--- Begin RECORDS SHOWN ---

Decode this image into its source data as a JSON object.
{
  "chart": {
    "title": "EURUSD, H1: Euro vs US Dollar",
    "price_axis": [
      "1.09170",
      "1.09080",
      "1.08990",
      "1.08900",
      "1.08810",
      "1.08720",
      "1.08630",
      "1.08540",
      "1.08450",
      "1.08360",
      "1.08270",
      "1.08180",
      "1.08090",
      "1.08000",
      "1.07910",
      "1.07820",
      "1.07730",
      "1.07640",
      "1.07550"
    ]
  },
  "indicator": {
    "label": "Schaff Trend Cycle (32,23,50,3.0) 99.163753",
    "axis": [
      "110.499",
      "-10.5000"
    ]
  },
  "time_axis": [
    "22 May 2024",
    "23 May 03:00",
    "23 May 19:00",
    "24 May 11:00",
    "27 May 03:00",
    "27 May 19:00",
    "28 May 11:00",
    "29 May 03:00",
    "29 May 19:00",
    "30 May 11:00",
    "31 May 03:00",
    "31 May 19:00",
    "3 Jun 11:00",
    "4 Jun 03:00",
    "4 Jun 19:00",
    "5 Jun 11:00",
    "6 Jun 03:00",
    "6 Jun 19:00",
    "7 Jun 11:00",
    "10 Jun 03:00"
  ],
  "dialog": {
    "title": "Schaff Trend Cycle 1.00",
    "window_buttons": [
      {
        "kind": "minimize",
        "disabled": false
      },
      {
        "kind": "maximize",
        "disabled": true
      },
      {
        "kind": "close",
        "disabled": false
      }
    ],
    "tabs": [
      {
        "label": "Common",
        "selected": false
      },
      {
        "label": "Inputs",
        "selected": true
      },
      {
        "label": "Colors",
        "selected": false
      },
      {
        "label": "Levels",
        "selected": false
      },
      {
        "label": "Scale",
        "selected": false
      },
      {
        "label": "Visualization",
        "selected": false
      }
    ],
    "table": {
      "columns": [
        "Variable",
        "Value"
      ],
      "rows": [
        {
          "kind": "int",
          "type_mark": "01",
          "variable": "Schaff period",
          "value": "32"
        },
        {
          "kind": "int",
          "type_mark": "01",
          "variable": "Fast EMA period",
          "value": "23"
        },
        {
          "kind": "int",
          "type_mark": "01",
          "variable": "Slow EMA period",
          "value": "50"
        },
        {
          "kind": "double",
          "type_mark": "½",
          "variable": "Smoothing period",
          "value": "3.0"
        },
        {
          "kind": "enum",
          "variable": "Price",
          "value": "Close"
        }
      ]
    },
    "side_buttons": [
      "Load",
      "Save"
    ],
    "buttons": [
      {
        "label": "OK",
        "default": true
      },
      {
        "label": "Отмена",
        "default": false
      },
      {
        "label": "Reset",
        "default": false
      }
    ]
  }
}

--- End RECORDS SHOWN ---

» GIVEN TASK: Reproduce every entry shown above, precisely as it stands.

» EXERCISE RESULT:
Decode this image into its source data as a JSON object.
{
  "chart": {
    "title": "EURUSD, H1: Euro vs US Dollar",
    "price_axis": [
      "1.09170",
      "1.09080",
      "1.08990",
      "1.08900",
      "1.08810",
      "1.08720",
      "1.08630",
      "1.08540",
      "1.08450",
      "1.08360",
      "1.08270",
      "1.08180",
      "1.08090",
      "1.08000",
      "1.07910",
      "1.07820",
      "1.07730",
      "1.07640",
      "1.07550"
    ]
  },
  "indicator": {
    "label": "Schaff Trend Cycle (32,23,50,3.0) 99.163753",
    "axis": [
      "110.499",
      "-10.5000"
    ]
  },
  "time_axis": [
    "22 May 2024",
    "23 May 03:00",
    "23 May 19:00",
    "24 May 11:00",
    "27 May 03:00",
    "27 May 19:00",
    "28 May 11:00",
    "29 May 03:00",
    "29 May 19:00",
    "30 May 11:00",
    "31 May 03:00",
    "31 May 19:00",
    "3 Jun 11:00",
    "4 Jun 03:00",
    "4 Jun 19:00",
    "5 Jun 11:00",
    "6 Jun 03:00",
    "6 Jun 19:00",
    "7 Jun 11:00",
    "10 Jun 03:00"
  ],
  "dialog": {
    "title": "Schaff Trend Cycle 1.00",
    "window_buttons": [
      {
        "kind": "minimize",
        "disabled": false
      },
      {
        "kind": "maximize",
        "disabled": true
      },
      {
        "kind": "close",
        "disabled": false
      }
    ],
    "tabs": [
      {
        "label": "Common",
        "selected": false
      },
      {
        "label": "Inputs",
        "selected": true
      },
      {
        "label": "Colors",
        "selected": false
      },
      {
        "label": "Levels",
        "selected": false
      },
      {
        "label": "Scale",
        "selected": false
      },
      {
        "label": "Visualization",
        "selected": false
      }
    ],
    "table": {
      "columns": [
        "Variable",
        "Value"
      ],
      "rows": [
        {
          "kind": "int",
          "type_mark": "01",
          "variable": "Schaff period",
          "value": "32"
        },
        {
          "kind": "int",
          "type_mark": "01",
          "variable": "Fast EMA period",
          "value": "23"
        },
        {
          "kind": "int",
          "type_mark": "01",
          "variable": "Slow EMA period",
          "value": "50"
        },
        {
          "kind": "double",
          "type_mark": "½",
          "variable": "Smoothing period",
          "value": "3.0"
        },
        {
          "kind": "enum",
          "variable": "Price",
          "value": "Close"
        }
      ]
    },
    "side_buttons": [
      "Load",
      "Save"
    ],
    "buttons": [
      {
        "label": "OK",
        "default": true
      },
      {
        "label": "Отмена",
        "default": false
      },
      {
        "label": "Reset",
        "default": false
      }
    ]
  }
}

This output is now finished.